::: Listing :::

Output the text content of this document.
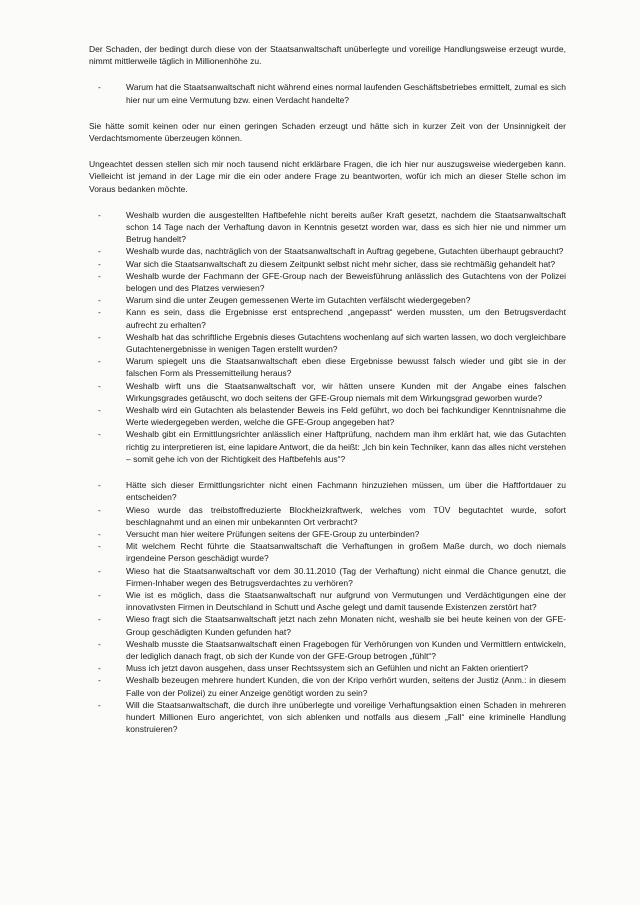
Der Schaden, der bedingt durch diese von der Staatsanwaltschaft unüberlegte und voreilige Handlungsweise erzeugt wurde, nimmt mittlerweile täglich in Millionenhöhe zu.

-	Warum hat die Staatsanwaltschaft nicht während eines normal laufenden Geschäftsbetriebes ermittelt, zumal es sich hier nur um eine Vermutung bzw. einen Verdacht handelte?

Sie hätte somit keinen oder nur einen geringen Schaden erzeugt und hätte sich in kurzer Zeit von der Unsinnigkeit der Verdachtsmomente überzeugen können.

Ungeachtet dessen stellen sich mir noch tausend nicht erklärbare Fragen, die ich hier nur auszugsweise wiedergeben kann. Vielleicht ist jemand in der Lage mir die ein oder andere Frage zu beantworten, wofür ich mich an dieser Stelle schon im Voraus bedanken möchte.

-	Weshalb wurden die ausgestellten Haftbefehle nicht bereits außer Kraft gesetzt, nachdem die Staatsanwaltschaft schon 14 Tage nach der Verhaftung davon in Kenntnis gesetzt worden war, dass es sich hier nie und nimmer um Betrug handelt?
-	Weshalb wurde das, nachträglich von der Staatsanwaltschaft in Auftrag gegebene, Gutachten überhaupt gebraucht?
-	War sich die Staatsanwaltschaft zu diesem Zeitpunkt selbst nicht mehr sicher, dass sie rechtmäßig gehandelt hat?
-	Weshalb wurde der Fachmann der GFE-Group nach der Beweisführung anlässlich des Gutachtens von der Polizei belogen und des Platzes verwiesen?
-	Warum sind die unter Zeugen gemessenen Werte im Gutachten verfälscht wiedergegeben?
-	Kann es sein, dass die Ergebnisse erst entsprechend „angepasst“ werden mussten, um den Betrugsverdacht aufrecht zu erhalten?
-	Weshalb hat das schriftliche Ergebnis dieses Gutachtens wochenlang auf sich warten lassen, wo doch vergleichbare Gutachtenergebnisse in wenigen Tagen erstellt wurden?
-	Warum spiegelt uns die Staatsanwaltschaft eben diese Ergebnisse bewusst falsch wieder und gibt sie in der falschen Form als Pressemitteilung heraus?
-	Weshalb wirft uns die Staatsanwaltschaft vor, wir hätten unsere Kunden mit der Angabe eines falschen Wirkungsgrades getäuscht, wo doch seitens der GFE-Group niemals mit dem Wirkungsgrad geworben wurde?
-	Weshalb wird ein Gutachten als belastender Beweis ins Feld geführt, wo doch bei fachkundiger Kenntnisnahme die Werte wiedergegeben werden, welche die GFE-Group angegeben hat?
-	Weshalb gibt ein Ermittlungsrichter anlässlich einer Haftprüfung, nachdem man ihm erklärt hat, wie das Gutachten richtig zu interpretieren ist, eine lapidare Antwort, die da heißt: „Ich bin kein Techniker, kann das alles nicht verstehen – somit gehe ich von der Richtigkeit des Haftbefehls aus“?
-	Hätte sich dieser Ermittlungsrichter nicht einen Fachmann hinzuziehen müssen, um über die Haftfortdauer zu entscheiden?
-	Wieso wurde das treibstoffreduzierte Blockheizkraftwerk, welches vom TÜV begutachtet wurde, sofort beschlagnahmt und an einen mir unbekannten Ort verbracht?
-	Versucht man hier weitere Prüfungen seitens der GFE-Group zu unterbinden?
-	Mit welchem Recht führte die Staatsanwaltschaft die Verhaftungen in großem Maße durch, wo doch niemals irgendeine Person geschädigt wurde?
-	Wieso hat die Staatsanwaltschaft vor dem 30.11.2010 (Tag der Verhaftung) nicht einmal die Chance genutzt, die Firmen-Inhaber wegen des Betrugsverdachtes zu verhören?
-	Wie ist es möglich, dass die Staatsanwaltschaft nur aufgrund von Vermutungen und Verdächtigungen eine der innovativsten Firmen in Deutschland in Schutt und Asche gelegt und damit tausende Existenzen zerstört hat?
-	Wieso fragt sich die Staatsanwaltschaft jetzt nach zehn Monaten nicht, weshalb sie bei heute keinen von der GFE-Group geschädigten Kunden gefunden hat?
-	Weshalb musste die Staatsanwaltschaft einen Fragebogen für Verhörungen von Kunden und Vermittlern entwickeln, der lediglich danach fragt, ob sich der Kunde von der GFE-Group betrogen „fühlt“?
-	Muss ich jetzt davon ausgehen, dass unser Rechtssystem sich an Gefühlen und nicht an Fakten orientiert?
-	Weshalb bezeugen mehrere hundert Kunden, die von der Kripo verhört wurden, seitens der Justiz (Anm.: in diesem Falle von der Polizei) zu einer Anzeige genötigt worden zu sein?
-	Will die Staatsanwaltschaft, die durch ihre unüberlegte und voreilige Verhaftungsaktion einen Schaden in mehreren hundert Millionen Euro angerichtet, von sich ablenken und notfalls aus diesem „Fall“ eine kriminelle Handlung konstruieren?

:::

Make an exact copy of the records above, with the pictures left out.

Output the text content of this document.
Der Schaden, der bedingt durch diese von der Staatsanwaltschaft unüberlegte und voreilige Handlungsweise erzeugt wurde, nimmt mittlerweile täglich in Millionenhöhe zu.

-	Warum hat die Staatsanwaltschaft nicht während eines normal laufenden Geschäftsbetriebes ermittelt, zumal es sich hier nur um eine Vermutung bzw. einen Verdacht handelte?

Sie hätte somit keinen oder nur einen geringen Schaden erzeugt und hätte sich in kurzer Zeit von der Unsinnigkeit der Verdachtsmomente überzeugen können.

Ungeachtet dessen stellen sich mir noch tausend nicht erklärbare Fragen, die ich hier nur auszugsweise wiedergeben kann. Vielleicht ist jemand in der Lage mir die ein oder andere Frage zu beantworten, wofür ich mich an dieser Stelle schon im Voraus bedanken möchte.

-	Weshalb wurden die ausgestellten Haftbefehle nicht bereits außer Kraft gesetzt, nachdem die Staatsanwaltschaft schon 14 Tage nach der Verhaftung davon in Kenntnis gesetzt worden war, dass es sich hier nie und nimmer um Betrug handelt?
-	Weshalb wurde das, nachträglich von der Staatsanwaltschaft in Auftrag gegebene, Gutachten überhaupt gebraucht?
-	War sich die Staatsanwaltschaft zu diesem Zeitpunkt selbst nicht mehr sicher, dass sie rechtmäßig gehandelt hat?
-	Weshalb wurde der Fachmann der GFE-Group nach der Beweisführung anlässlich des Gutachtens von der Polizei belogen und des Platzes verwiesen?
-	Warum sind die unter Zeugen gemessenen Werte im Gutachten verfälscht wiedergegeben?
-	Kann es sein, dass die Ergebnisse erst entsprechend „angepasst“ werden mussten, um den Betrugsverdacht aufrecht zu erhalten?
-	Weshalb hat das schriftliche Ergebnis dieses Gutachtens wochenlang auf sich warten lassen, wo doch vergleichbare Gutachtenergebnisse in wenigen Tagen erstellt wurden?
-	Warum spiegelt uns die Staatsanwaltschaft eben diese Ergebnisse bewusst falsch wieder und gibt sie in der falschen Form als Pressemitteilung heraus?
-	Weshalb wirft uns die Staatsanwaltschaft vor, wir hätten unsere Kunden mit der Angabe eines falschen Wirkungsgrades getäuscht, wo doch seitens der GFE-Group niemals mit dem Wirkungsgrad geworben wurde?
-	Weshalb wird ein Gutachten als belastender Beweis ins Feld geführt, wo doch bei fachkundiger Kenntnisnahme die Werte wiedergegeben werden, welche die GFE-Group angegeben hat?
-	Weshalb gibt ein Ermittlungsrichter anlässlich einer Haftprüfung, nachdem man ihm erklärt hat, wie das Gutachten richtig zu interpretieren ist, eine lapidare Antwort, die da heißt: „Ich bin kein Techniker, kann das alles nicht verstehen – somit gehe ich von der Richtigkeit des Haftbefehls aus“?
-	Hätte sich dieser Ermittlungsrichter nicht einen Fachmann hinzuziehen müssen, um über die Haftfortdauer zu entscheiden?
-	Wieso wurde das treibstoffreduzierte Blockheizkraftwerk, welches vom TÜV begutachtet wurde, sofort beschlagnahmt und an einen mir unbekannten Ort verbracht?
-	Versucht man hier weitere Prüfungen seitens der GFE-Group zu unterbinden?
-	Mit welchem Recht führte die Staatsanwaltschaft die Verhaftungen in großem Maße durch, wo doch niemals irgendeine Person geschädigt wurde?
-	Wieso hat die Staatsanwaltschaft vor dem 30.11.2010 (Tag der Verhaftung) nicht einmal die Chance genutzt, die Firmen-Inhaber wegen des Betrugsverdachtes zu verhören?
-	Wie ist es möglich, dass die Staatsanwaltschaft nur aufgrund von Vermutungen und Verdächtigungen eine der innovativsten Firmen in Deutschland in Schutt und Asche gelegt und damit tausende Existenzen zerstört hat?
-	Wieso fragt sich die Staatsanwaltschaft jetzt nach zehn Monaten nicht, weshalb sie bei heute keinen von der GFE-Group geschädigten Kunden gefunden hat?
-	Weshalb musste die Staatsanwaltschaft einen Fragebogen für Verhörungen von Kunden und Vermittlern entwickeln, der lediglich danach fragt, ob sich der Kunde von der GFE-Group betrogen „fühlt“?
-	Muss ich jetzt davon ausgehen, dass unser Rechtssystem sich an Gefühlen und nicht an Fakten orientiert?
-	Weshalb bezeugen mehrere hundert Kunden, die von der Kripo verhört wurden, seitens der Justiz (Anm.: in diesem Falle von der Polizei) zu einer Anzeige genötigt worden zu sein?
-	Will die Staatsanwaltschaft, die durch ihre unüberlegte und voreilige Verhaftungsaktion einen Schaden in mehreren hundert Millionen Euro angerichtet, von sich ablenken und notfalls aus diesem „Fall“ eine kriminelle Handlung konstruieren?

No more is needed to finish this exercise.